[Records that describe figures]

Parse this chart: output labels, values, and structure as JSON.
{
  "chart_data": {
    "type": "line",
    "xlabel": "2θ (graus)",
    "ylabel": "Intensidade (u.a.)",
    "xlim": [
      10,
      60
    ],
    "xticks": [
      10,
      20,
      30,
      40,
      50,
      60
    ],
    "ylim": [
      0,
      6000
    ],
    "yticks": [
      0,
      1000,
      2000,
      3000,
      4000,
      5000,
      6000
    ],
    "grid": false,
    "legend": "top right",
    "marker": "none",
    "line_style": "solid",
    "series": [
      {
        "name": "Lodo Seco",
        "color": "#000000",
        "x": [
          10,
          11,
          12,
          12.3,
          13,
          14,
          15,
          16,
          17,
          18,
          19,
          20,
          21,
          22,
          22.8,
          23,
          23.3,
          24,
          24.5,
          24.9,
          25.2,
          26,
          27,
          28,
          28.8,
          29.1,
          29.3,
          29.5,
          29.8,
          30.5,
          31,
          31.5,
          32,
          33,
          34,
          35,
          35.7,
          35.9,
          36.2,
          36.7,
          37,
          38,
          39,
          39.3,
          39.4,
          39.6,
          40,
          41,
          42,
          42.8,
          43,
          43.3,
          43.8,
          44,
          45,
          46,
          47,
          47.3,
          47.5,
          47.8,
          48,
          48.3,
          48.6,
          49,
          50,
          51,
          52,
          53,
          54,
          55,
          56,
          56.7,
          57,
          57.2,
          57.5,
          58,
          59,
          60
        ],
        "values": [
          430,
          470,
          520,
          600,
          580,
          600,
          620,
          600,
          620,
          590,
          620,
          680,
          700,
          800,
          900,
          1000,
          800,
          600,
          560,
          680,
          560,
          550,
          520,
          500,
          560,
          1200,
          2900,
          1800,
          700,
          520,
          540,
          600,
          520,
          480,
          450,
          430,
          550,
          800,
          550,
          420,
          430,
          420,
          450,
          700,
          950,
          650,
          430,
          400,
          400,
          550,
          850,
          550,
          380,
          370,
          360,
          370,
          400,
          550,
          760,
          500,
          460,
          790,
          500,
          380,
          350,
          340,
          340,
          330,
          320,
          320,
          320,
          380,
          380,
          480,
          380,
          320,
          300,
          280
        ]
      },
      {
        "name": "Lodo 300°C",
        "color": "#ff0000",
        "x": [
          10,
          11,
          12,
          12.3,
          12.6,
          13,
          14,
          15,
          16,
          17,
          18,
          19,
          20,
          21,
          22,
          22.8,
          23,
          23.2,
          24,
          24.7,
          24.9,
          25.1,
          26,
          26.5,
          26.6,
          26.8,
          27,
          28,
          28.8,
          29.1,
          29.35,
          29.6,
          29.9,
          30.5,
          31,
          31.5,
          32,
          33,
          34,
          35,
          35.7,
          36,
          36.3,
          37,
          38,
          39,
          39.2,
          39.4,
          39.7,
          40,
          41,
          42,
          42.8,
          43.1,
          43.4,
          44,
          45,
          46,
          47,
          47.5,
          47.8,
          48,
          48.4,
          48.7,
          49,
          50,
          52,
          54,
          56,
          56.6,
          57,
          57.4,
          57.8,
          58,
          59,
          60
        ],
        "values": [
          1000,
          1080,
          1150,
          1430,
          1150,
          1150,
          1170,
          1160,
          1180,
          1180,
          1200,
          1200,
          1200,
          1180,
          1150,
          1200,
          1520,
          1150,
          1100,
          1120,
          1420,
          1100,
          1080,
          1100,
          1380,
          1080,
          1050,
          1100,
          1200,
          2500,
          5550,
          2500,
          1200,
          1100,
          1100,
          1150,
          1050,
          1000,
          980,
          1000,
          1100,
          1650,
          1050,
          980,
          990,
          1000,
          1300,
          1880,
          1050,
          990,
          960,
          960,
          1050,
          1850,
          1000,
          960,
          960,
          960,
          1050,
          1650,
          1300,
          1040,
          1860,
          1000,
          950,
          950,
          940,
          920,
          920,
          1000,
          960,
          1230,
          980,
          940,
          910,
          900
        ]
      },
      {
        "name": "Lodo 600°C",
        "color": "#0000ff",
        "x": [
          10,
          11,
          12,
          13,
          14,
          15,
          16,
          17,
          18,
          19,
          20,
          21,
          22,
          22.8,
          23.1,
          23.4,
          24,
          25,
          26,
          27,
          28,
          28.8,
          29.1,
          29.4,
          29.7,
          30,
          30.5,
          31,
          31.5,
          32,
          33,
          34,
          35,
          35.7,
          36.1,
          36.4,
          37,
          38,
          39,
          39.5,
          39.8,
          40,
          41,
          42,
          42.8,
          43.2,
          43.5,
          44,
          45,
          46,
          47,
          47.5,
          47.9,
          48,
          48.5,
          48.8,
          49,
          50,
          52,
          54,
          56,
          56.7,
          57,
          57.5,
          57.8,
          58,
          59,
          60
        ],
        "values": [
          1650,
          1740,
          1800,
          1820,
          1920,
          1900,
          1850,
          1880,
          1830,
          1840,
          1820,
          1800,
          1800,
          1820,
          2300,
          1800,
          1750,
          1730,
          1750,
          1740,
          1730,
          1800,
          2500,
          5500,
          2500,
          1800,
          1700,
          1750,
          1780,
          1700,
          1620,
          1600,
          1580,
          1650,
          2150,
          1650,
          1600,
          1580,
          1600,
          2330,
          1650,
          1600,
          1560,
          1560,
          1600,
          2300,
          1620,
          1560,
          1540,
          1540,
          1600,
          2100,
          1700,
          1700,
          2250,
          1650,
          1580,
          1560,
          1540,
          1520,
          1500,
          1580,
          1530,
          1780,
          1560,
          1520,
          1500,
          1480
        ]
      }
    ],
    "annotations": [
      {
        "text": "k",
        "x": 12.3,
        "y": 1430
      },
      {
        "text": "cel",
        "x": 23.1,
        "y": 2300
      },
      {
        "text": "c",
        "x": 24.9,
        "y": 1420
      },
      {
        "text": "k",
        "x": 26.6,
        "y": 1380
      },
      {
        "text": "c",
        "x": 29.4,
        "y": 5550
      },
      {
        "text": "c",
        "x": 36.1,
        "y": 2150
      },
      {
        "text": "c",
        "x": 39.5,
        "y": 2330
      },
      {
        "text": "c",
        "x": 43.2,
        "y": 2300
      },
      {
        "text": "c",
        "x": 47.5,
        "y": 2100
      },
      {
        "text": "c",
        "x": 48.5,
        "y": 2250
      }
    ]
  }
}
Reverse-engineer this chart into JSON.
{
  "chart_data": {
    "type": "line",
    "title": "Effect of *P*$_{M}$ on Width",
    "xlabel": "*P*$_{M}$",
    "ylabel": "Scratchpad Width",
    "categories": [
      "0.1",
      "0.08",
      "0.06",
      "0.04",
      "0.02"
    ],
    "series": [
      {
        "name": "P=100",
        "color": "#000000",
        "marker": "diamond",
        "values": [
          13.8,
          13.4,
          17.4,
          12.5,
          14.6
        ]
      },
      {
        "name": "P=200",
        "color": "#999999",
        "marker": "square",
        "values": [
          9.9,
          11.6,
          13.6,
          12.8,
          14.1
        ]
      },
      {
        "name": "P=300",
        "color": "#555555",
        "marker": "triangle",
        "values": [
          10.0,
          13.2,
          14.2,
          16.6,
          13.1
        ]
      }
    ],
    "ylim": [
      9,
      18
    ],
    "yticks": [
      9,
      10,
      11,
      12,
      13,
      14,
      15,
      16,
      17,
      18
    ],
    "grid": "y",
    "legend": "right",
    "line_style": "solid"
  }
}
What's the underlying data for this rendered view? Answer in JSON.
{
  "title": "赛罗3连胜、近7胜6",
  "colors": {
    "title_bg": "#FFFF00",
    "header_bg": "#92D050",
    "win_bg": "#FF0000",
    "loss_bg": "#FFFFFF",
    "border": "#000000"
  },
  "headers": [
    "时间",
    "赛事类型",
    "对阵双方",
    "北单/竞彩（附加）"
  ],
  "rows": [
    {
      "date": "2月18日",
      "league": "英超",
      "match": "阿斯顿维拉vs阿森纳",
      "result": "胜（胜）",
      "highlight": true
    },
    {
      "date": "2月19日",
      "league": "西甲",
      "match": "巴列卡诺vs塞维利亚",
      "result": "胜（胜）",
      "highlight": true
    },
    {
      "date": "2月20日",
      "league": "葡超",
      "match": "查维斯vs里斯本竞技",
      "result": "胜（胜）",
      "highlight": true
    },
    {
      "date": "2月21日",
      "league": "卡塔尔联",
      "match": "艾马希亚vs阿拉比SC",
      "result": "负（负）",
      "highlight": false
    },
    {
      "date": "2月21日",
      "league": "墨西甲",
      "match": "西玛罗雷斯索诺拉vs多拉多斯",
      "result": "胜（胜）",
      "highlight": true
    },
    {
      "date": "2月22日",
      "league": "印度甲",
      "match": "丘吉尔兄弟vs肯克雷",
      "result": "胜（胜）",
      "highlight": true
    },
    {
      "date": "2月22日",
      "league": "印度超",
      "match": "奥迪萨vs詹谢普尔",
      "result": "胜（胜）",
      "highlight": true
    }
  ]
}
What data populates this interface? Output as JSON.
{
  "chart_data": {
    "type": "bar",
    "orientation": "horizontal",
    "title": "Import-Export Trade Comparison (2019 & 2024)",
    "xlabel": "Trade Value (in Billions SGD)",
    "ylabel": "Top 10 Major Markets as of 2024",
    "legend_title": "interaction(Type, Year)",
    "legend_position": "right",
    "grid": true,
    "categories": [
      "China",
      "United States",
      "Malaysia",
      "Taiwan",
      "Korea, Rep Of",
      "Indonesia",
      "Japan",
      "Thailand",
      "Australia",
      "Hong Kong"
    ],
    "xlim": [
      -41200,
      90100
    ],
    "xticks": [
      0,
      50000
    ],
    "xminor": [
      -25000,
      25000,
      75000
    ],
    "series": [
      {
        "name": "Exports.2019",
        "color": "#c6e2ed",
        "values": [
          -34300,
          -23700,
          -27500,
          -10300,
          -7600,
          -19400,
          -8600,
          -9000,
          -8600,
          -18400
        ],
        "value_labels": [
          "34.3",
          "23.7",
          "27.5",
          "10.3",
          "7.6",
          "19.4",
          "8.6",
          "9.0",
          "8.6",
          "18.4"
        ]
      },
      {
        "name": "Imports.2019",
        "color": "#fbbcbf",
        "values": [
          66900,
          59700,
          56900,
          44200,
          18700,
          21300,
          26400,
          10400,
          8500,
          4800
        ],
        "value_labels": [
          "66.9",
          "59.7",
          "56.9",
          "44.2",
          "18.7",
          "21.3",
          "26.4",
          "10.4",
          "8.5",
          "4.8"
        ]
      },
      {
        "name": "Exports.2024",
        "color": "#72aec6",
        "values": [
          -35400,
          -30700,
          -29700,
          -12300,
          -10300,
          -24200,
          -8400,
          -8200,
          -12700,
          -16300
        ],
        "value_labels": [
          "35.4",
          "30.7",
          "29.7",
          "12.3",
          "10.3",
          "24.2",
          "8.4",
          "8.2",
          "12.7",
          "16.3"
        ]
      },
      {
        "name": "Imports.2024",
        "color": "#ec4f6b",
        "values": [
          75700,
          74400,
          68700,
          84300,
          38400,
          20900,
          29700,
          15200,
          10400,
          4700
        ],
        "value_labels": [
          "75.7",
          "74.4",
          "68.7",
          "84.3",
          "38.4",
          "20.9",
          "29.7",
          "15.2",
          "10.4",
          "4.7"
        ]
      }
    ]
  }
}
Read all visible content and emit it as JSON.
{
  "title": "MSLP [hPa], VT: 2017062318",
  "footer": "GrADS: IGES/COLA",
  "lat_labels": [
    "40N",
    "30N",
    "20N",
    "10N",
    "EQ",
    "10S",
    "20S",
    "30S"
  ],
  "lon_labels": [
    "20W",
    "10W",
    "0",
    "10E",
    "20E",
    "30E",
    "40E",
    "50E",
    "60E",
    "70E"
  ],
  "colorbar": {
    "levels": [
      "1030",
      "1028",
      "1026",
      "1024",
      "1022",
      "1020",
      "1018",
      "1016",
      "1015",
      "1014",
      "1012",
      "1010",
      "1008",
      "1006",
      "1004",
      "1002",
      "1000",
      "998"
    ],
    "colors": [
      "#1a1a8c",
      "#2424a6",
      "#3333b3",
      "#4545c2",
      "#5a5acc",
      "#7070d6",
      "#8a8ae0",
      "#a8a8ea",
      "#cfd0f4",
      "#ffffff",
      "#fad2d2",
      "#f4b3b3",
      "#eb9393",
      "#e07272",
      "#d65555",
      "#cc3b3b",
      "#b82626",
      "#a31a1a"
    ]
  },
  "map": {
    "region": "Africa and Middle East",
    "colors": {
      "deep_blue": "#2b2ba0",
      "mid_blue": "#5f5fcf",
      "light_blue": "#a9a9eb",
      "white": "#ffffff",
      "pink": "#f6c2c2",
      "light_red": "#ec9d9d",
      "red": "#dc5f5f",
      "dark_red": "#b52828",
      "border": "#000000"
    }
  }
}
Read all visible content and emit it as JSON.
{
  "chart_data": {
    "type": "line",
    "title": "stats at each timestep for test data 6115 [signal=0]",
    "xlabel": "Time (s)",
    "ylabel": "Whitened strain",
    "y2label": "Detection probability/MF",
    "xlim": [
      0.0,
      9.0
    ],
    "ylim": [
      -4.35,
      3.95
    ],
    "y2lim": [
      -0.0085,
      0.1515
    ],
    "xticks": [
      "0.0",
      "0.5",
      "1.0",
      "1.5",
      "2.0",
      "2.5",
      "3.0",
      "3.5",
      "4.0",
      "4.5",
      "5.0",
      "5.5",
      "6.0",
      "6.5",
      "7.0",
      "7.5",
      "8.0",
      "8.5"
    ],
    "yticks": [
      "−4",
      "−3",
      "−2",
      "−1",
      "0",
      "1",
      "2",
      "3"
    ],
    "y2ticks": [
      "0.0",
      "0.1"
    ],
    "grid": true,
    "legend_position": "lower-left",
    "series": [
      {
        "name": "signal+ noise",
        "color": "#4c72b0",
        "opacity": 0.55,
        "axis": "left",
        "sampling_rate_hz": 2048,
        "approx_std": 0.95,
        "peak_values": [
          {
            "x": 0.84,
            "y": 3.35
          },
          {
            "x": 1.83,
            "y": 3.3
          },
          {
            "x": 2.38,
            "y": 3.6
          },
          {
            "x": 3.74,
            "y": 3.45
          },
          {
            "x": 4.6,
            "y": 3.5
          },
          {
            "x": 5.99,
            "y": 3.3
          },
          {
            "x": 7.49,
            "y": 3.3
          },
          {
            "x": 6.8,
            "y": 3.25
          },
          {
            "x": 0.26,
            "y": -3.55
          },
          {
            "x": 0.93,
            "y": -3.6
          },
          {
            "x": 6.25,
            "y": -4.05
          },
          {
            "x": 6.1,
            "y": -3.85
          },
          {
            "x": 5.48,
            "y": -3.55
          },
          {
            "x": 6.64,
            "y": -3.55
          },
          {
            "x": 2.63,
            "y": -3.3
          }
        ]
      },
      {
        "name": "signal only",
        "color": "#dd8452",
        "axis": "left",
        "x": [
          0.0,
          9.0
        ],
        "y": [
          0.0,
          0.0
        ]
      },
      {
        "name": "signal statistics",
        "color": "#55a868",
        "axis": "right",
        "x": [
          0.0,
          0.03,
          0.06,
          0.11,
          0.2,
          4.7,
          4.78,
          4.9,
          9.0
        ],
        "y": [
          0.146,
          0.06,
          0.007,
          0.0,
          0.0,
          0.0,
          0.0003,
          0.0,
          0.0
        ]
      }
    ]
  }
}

Prompt = In the entries above, find each line with the word "What" and copy it.

Result below =
What's the underlying data for this rendered view? Answer in JSON.
What data populates this interface? Output as JSON.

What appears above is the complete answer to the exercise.